__Aim of the exercise__. Search the data for the word "this" and copy every line where it occurs.
*-*-*
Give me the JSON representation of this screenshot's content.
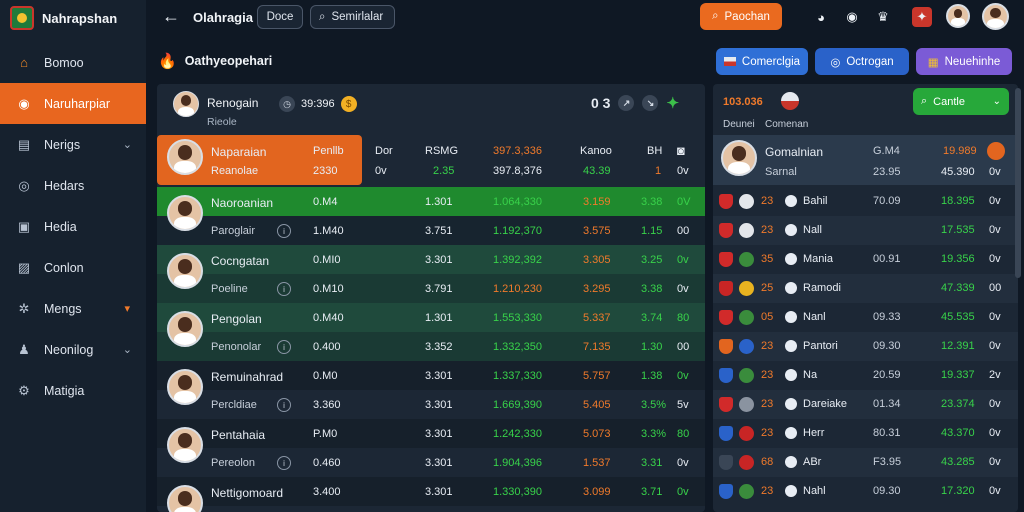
{
  "app": {
    "brand": "Nahrapshan"
  },
  "sidebar": {
    "items": [
      {
        "label": "Bomoo",
        "icon": "home-icon",
        "active": false
      },
      {
        "label": "Naruharpiar",
        "icon": "star-icon",
        "active": true
      },
      {
        "label": "Nerigs",
        "icon": "briefcase-icon",
        "active": false,
        "chevron": true
      },
      {
        "label": "Hedars",
        "icon": "shield-icon",
        "active": false
      },
      {
        "label": "Hedia",
        "icon": "image-icon",
        "active": false
      },
      {
        "label": "Conlon",
        "icon": "chart-icon",
        "active": false
      },
      {
        "label": "Mengs",
        "icon": "settings-icon",
        "active": false,
        "badge": "▾"
      },
      {
        "label": "Neonilog",
        "icon": "people-icon",
        "active": false,
        "chevron": true
      },
      {
        "label": "Matigia",
        "icon": "gear-icon",
        "active": false
      }
    ]
  },
  "topbar": {
    "title": "Olahragia",
    "button1": "Doce",
    "search_label": "Semirlalar",
    "primary_button": "Paochan"
  },
  "section": {
    "title": "Oathyeopehari",
    "chips": [
      {
        "label": "Comerclgia",
        "color": "#2f6fd6"
      },
      {
        "label": "Octrogan",
        "color": "#2a62c9"
      },
      {
        "label": "Neuehinhe",
        "color": "#7b5bd6"
      }
    ]
  },
  "main": {
    "header": {
      "name": "Renogain",
      "score": "39:396",
      "sub": "Rieole",
      "right_score": "0 3"
    },
    "highlight": {
      "name": "Naparaian",
      "sub": "Reanolae",
      "col_a": "Penllb",
      "col_a2": "2330",
      "headers": [
        "Dor",
        "RSMG",
        "397.3,336",
        "Kanoo",
        "BH"
      ],
      "values": [
        "0v",
        "2.35",
        "397.8,376",
        "43.39",
        "1",
        "0v"
      ]
    },
    "rows": [
      {
        "name": "Naoroanian",
        "sub": "Paroglair",
        "stat1": "0.M4",
        "stat2": "1.M40",
        "c1": "1.301",
        "c2": "3.751",
        "c3": "1.064,330",
        "c4": "1.192,370",
        "c5": "3.159",
        "c6": "3.575",
        "c7": "3.38",
        "c8": "1.15",
        "c9": "0V",
        "c10": "00",
        "bg": "green"
      },
      {
        "name": "Cocngatan",
        "sub": "Poeline",
        "stat1": "0.MI0",
        "stat2": "0.M10",
        "c1": "3.301",
        "c2": "3.791",
        "c3": "1.392,392",
        "c4": "1.210,230",
        "c5": "3.305",
        "c6": "3.295",
        "c7": "3.25",
        "c8": "3.38",
        "c9": "0v",
        "c10": "0v",
        "bg": "teal"
      },
      {
        "name": "Pengolan",
        "sub": "Penonolar",
        "stat1": "0.M40",
        "stat2": "0.400",
        "c1": "1.301",
        "c2": "3.352",
        "c3": "1.553,330",
        "c4": "1.332,350",
        "c5": "5.337",
        "c6": "7.135",
        "c7": "3.74",
        "c8": "1.30",
        "c9": "80",
        "c10": "00",
        "bg": "teal"
      },
      {
        "name": "Remuinahrad",
        "sub": "Percldiae",
        "stat1": "0.M0",
        "stat2": "3.360",
        "c1": "3.301",
        "c2": "3.301",
        "c3": "1.337,330",
        "c4": "1.669,390",
        "c5": "5.757",
        "c6": "5.405",
        "c7": "1.38",
        "c8": "3.5%",
        "c9": "0v",
        "c10": "5v",
        "bg": "dark"
      },
      {
        "name": "Pentahaia",
        "sub": "Pereolon",
        "stat1": "P.M0",
        "stat2": "0.460",
        "c1": "3.301",
        "c2": "3.301",
        "c3": "1.242,330",
        "c4": "1.904,396",
        "c5": "5.073",
        "c6": "1.537",
        "c7": "3.3%",
        "c8": "3.31",
        "c9": "80",
        "c10": "0v",
        "bg": "dark"
      },
      {
        "name": "Nettigomoard",
        "sub": "",
        "stat1": "3.400",
        "stat2": "",
        "c1": "3.301",
        "c2": "",
        "c3": "1.330,390",
        "c4": "",
        "c5": "3.099",
        "c6": "",
        "c7": "3.71",
        "c8": "",
        "c9": "0v",
        "c10": "",
        "bg": "dark"
      }
    ]
  },
  "right": {
    "title": "103.036",
    "sub_left": "Deunei",
    "sub_right": "Comenan",
    "button": "Cantle",
    "feature": {
      "name": "Gomalnian",
      "sub": "Sarnal",
      "v1": "G.M4",
      "v1b": "23.95",
      "v2": "19.989",
      "v2b": "45.390",
      "end": "0v"
    },
    "rows": [
      {
        "n": "23",
        "name": "Bahil",
        "v1": "70.09",
        "v2": "18.395",
        "end": "0v",
        "shield": "#d12a2a",
        "crest": "#e3e6ea"
      },
      {
        "n": "23",
        "name": "Nall",
        "v1": "",
        "v2": "17.535",
        "end": "0v",
        "shield": "#d12a2a",
        "crest": "#e3e6ea"
      },
      {
        "n": "35",
        "name": "Mania",
        "v1": "00.91",
        "v2": "19.356",
        "end": "0v",
        "shield": "#d12a2a",
        "crest": "#3a8c3c"
      },
      {
        "n": "25",
        "name": "Ramodi",
        "v1": "",
        "v2": "47.339",
        "end": "00",
        "shield": "#c82525",
        "crest": "#e9b320"
      },
      {
        "n": "05",
        "name": "Nanl",
        "v1": "09.33",
        "v2": "45.535",
        "end": "0v",
        "shield": "#d12a2a",
        "crest": "#3a8c3c"
      },
      {
        "n": "23",
        "name": "Pantori",
        "v1": "09.30",
        "v2": "12.391",
        "end": "0v",
        "shield": "#e2651f",
        "crest": "#2a62c9"
      },
      {
        "n": "23",
        "name": "Na",
        "v1": "20.59",
        "v2": "19.337",
        "end": "2v",
        "shield": "#2a62c9",
        "crest": "#3a8c3c"
      },
      {
        "n": "23",
        "name": "Dareiake",
        "v1": "01.34",
        "v2": "23.374",
        "end": "0v",
        "shield": "#d12a2a",
        "crest": "#8a93a0"
      },
      {
        "n": "23",
        "name": "Herr",
        "v1": "80.31",
        "v2": "43.370",
        "end": "0v",
        "shield": "#2a62c9",
        "crest": "#c82525"
      },
      {
        "n": "68",
        "name": "ABr",
        "v1": "F3.95",
        "v2": "43.285",
        "end": "0v",
        "shield": "#3a4656",
        "crest": "#c82525"
      },
      {
        "n": "23",
        "name": "Nahl",
        "v1": "09.30",
        "v2": "17.320",
        "end": "0v",
        "shield": "#2a62c9",
        "crest": "#3a8c3c"
      }
    ]
  }
}
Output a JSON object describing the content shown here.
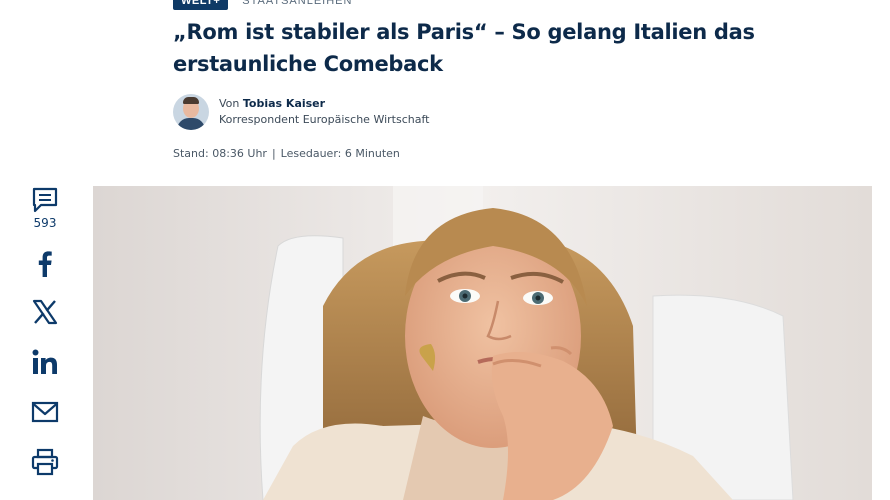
{
  "article": {
    "kicker_badge": "WELT+",
    "kicker_label": "STAATSANLEIHEN",
    "headline": "„Rom ist stabiler als Paris“ – So gelang Italien das erstaunliche Comeback",
    "author_prefix": "Von",
    "author_name": "Tobias Kaiser",
    "author_role": "Korrespondent Europäische Wirtschaft",
    "stand_label": "Stand: 08:36 Uhr",
    "separator": "|",
    "reading_time": "Lesedauer: 6 Minuten"
  },
  "share": {
    "comments_count": "593",
    "items": [
      "comment-icon",
      "facebook-icon",
      "x-icon",
      "linkedin-icon",
      "mail-icon",
      "print-icon"
    ]
  },
  "colors": {
    "brand_navy": "#0d2a4a",
    "icon_blue": "#0d3a6a",
    "badge": "#0f3a66"
  }
}
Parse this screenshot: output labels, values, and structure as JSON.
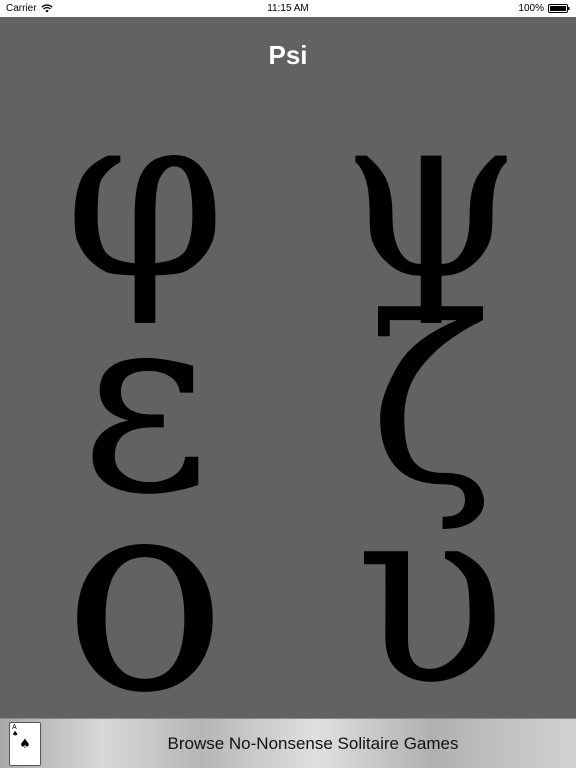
{
  "status_bar": {
    "carrier": "Carrier",
    "wifi_icon": "wifi-icon",
    "time": "11:15 AM",
    "battery_percent": "100%",
    "battery_icon": "battery-icon"
  },
  "title": "Psi",
  "letters": [
    {
      "name": "phi",
      "glyph": "φ"
    },
    {
      "name": "psi",
      "glyph": "ψ"
    },
    {
      "name": "epsilon",
      "glyph": "ε"
    },
    {
      "name": "zeta",
      "glyph": "ζ"
    },
    {
      "name": "omicron",
      "glyph": "ο"
    },
    {
      "name": "upsilon",
      "glyph": "υ"
    }
  ],
  "banner": {
    "card_rank": "A",
    "card_suit": "♠",
    "text": "Browse No-Nonsense Solitaire Games"
  },
  "colors": {
    "background": "#626262",
    "title": "#ffffff",
    "letters": "#000000"
  }
}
*-*-*
__Task output__.
Give me the JSON representation of this screenshot's content.
Parse this screenshot: output labels, values, and structure as JSON.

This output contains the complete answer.